* [Prompt]
Transcribe every line of the listing below without any deviation.
:: Extracted information ::
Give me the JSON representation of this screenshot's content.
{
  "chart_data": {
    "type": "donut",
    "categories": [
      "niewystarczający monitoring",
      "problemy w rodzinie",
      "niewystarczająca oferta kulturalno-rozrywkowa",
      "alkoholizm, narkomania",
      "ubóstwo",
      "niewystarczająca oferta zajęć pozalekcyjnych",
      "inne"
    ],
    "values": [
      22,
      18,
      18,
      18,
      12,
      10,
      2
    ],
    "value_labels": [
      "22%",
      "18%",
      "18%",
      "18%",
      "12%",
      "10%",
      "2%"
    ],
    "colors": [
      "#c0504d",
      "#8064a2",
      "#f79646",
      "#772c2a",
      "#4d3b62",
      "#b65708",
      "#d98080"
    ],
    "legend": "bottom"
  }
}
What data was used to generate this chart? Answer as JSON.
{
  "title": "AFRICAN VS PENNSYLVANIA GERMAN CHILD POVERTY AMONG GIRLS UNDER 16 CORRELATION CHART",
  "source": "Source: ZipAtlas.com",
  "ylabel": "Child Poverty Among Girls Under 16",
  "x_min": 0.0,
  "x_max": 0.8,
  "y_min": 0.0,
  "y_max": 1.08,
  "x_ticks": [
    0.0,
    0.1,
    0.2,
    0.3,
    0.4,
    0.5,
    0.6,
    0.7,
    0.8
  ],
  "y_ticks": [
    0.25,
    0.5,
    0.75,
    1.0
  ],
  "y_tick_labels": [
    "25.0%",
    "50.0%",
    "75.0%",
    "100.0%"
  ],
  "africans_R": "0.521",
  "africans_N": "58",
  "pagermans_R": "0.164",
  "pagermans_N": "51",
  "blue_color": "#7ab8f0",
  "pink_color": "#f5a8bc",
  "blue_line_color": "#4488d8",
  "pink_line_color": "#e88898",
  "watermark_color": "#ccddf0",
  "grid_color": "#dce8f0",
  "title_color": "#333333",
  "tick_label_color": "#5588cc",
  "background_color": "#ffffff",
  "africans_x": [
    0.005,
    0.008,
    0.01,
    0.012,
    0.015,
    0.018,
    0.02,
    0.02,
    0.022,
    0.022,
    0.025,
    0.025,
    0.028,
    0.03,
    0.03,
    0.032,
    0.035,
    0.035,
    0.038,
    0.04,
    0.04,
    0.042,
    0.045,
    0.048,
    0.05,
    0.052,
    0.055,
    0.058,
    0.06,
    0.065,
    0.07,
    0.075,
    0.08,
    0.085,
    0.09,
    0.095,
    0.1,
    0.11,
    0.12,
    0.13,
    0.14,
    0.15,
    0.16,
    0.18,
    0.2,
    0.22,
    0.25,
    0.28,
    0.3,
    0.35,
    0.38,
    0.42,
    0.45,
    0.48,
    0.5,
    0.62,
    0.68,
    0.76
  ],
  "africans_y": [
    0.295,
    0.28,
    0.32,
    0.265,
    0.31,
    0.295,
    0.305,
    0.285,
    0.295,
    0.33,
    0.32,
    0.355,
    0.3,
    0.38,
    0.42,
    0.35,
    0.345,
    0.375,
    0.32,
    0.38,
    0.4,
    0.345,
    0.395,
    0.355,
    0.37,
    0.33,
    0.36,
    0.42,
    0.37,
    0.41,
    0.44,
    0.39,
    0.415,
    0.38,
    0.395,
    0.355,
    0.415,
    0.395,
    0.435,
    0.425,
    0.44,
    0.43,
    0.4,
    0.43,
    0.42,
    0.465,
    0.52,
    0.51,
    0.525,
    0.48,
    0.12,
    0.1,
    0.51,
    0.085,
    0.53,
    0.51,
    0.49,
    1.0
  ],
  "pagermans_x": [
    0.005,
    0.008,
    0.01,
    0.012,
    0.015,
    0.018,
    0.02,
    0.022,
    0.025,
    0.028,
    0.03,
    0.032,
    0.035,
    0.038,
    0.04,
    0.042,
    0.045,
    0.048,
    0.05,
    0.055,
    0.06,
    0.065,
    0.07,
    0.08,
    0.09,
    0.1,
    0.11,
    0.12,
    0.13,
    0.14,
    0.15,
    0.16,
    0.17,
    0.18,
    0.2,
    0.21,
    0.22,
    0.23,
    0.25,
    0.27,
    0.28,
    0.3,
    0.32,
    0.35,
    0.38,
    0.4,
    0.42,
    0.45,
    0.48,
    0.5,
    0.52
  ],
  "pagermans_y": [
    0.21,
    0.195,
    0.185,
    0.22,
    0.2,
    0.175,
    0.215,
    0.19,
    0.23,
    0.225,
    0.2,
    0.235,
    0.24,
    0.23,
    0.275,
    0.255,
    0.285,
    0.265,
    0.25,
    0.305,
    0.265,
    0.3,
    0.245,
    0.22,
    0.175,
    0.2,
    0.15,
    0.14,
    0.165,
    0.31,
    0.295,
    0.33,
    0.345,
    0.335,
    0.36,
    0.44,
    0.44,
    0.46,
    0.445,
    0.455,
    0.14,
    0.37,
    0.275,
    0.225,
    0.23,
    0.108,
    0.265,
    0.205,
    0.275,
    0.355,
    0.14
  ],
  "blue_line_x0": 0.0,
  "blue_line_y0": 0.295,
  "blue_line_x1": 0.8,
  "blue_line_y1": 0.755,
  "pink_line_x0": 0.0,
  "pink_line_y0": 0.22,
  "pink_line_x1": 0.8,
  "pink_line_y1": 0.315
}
:::
* [Result of this task]
Give me the JSON representation of this screenshot's content.
{
  "chart_data": {
    "type": "donut",
    "categories": [
      "niewystarczający monitoring",
      "problemy w rodzinie",
      "niewystarczająca oferta kulturalno-rozrywkowa",
      "alkoholizm, narkomania",
      "ubóstwo",
      "niewystarczająca oferta zajęć pozalekcyjnych",
      "inne"
    ],
    "values": [
      22,
      18,
      18,
      18,
      12,
      10,
      2
    ],
    "value_labels": [
      "22%",
      "18%",
      "18%",
      "18%",
      "12%",
      "10%",
      "2%"
    ],
    "colors": [
      "#c0504d",
      "#8064a2",
      "#f79646",
      "#772c2a",
      "#4d3b62",
      "#b65708",
      "#d98080"
    ],
    "legend": "bottom"
  }
}
What data was used to generate this chart? Answer as JSON.
{
  "title": "AFRICAN VS PENNSYLVANIA GERMAN CHILD POVERTY AMONG GIRLS UNDER 16 CORRELATION CHART",
  "source": "Source: ZipAtlas.com",
  "ylabel": "Child Poverty Among Girls Under 16",
  "x_min": 0.0,
  "x_max": 0.8,
  "y_min": 0.0,
  "y_max": 1.08,
  "x_ticks": [
    0.0,
    0.1,
    0.2,
    0.3,
    0.4,
    0.5,
    0.6,
    0.7,
    0.8
  ],
  "y_ticks": [
    0.25,
    0.5,
    0.75,
    1.0
  ],
  "y_tick_labels": [
    "25.0%",
    "50.0%",
    "75.0%",
    "100.0%"
  ],
  "africans_R": "0.521",
  "africans_N": "58",
  "pagermans_R": "0.164",
  "pagermans_N": "51",
  "blue_color": "#7ab8f0",
  "pink_color": "#f5a8bc",
  "blue_line_color": "#4488d8",
  "pink_line_color": "#e88898",
  "watermark_color": "#ccddf0",
  "grid_color": "#dce8f0",
  "title_color": "#333333",
  "tick_label_color": "#5588cc",
  "background_color": "#ffffff",
  "africans_x": [
    0.005,
    0.008,
    0.01,
    0.012,
    0.015,
    0.018,
    0.02,
    0.02,
    0.022,
    0.022,
    0.025,
    0.025,
    0.028,
    0.03,
    0.03,
    0.032,
    0.035,
    0.035,
    0.038,
    0.04,
    0.04,
    0.042,
    0.045,
    0.048,
    0.05,
    0.052,
    0.055,
    0.058,
    0.06,
    0.065,
    0.07,
    0.075,
    0.08,
    0.085,
    0.09,
    0.095,
    0.1,
    0.11,
    0.12,
    0.13,
    0.14,
    0.15,
    0.16,
    0.18,
    0.2,
    0.22,
    0.25,
    0.28,
    0.3,
    0.35,
    0.38,
    0.42,
    0.45,
    0.48,
    0.5,
    0.62,
    0.68,
    0.76
  ],
  "africans_y": [
    0.295,
    0.28,
    0.32,
    0.265,
    0.31,
    0.295,
    0.305,
    0.285,
    0.295,
    0.33,
    0.32,
    0.355,
    0.3,
    0.38,
    0.42,
    0.35,
    0.345,
    0.375,
    0.32,
    0.38,
    0.4,
    0.345,
    0.395,
    0.355,
    0.37,
    0.33,
    0.36,
    0.42,
    0.37,
    0.41,
    0.44,
    0.39,
    0.415,
    0.38,
    0.395,
    0.355,
    0.415,
    0.395,
    0.435,
    0.425,
    0.44,
    0.43,
    0.4,
    0.43,
    0.42,
    0.465,
    0.52,
    0.51,
    0.525,
    0.48,
    0.12,
    0.1,
    0.51,
    0.085,
    0.53,
    0.51,
    0.49,
    1.0
  ],
  "pagermans_x": [
    0.005,
    0.008,
    0.01,
    0.012,
    0.015,
    0.018,
    0.02,
    0.022,
    0.025,
    0.028,
    0.03,
    0.032,
    0.035,
    0.038,
    0.04,
    0.042,
    0.045,
    0.048,
    0.05,
    0.055,
    0.06,
    0.065,
    0.07,
    0.08,
    0.09,
    0.1,
    0.11,
    0.12,
    0.13,
    0.14,
    0.15,
    0.16,
    0.17,
    0.18,
    0.2,
    0.21,
    0.22,
    0.23,
    0.25,
    0.27,
    0.28,
    0.3,
    0.32,
    0.35,
    0.38,
    0.4,
    0.42,
    0.45,
    0.48,
    0.5,
    0.52
  ],
  "pagermans_y": [
    0.21,
    0.195,
    0.185,
    0.22,
    0.2,
    0.175,
    0.215,
    0.19,
    0.23,
    0.225,
    0.2,
    0.235,
    0.24,
    0.23,
    0.275,
    0.255,
    0.285,
    0.265,
    0.25,
    0.305,
    0.265,
    0.3,
    0.245,
    0.22,
    0.175,
    0.2,
    0.15,
    0.14,
    0.165,
    0.31,
    0.295,
    0.33,
    0.345,
    0.335,
    0.36,
    0.44,
    0.44,
    0.46,
    0.445,
    0.455,
    0.14,
    0.37,
    0.275,
    0.225,
    0.23,
    0.108,
    0.265,
    0.205,
    0.275,
    0.355,
    0.14
  ],
  "blue_line_x0": 0.0,
  "blue_line_y0": 0.295,
  "blue_line_x1": 0.8,
  "blue_line_y1": 0.755,
  "pink_line_x0": 0.0,
  "pink_line_y0": 0.22,
  "pink_line_x1": 0.8,
  "pink_line_y1": 0.315
}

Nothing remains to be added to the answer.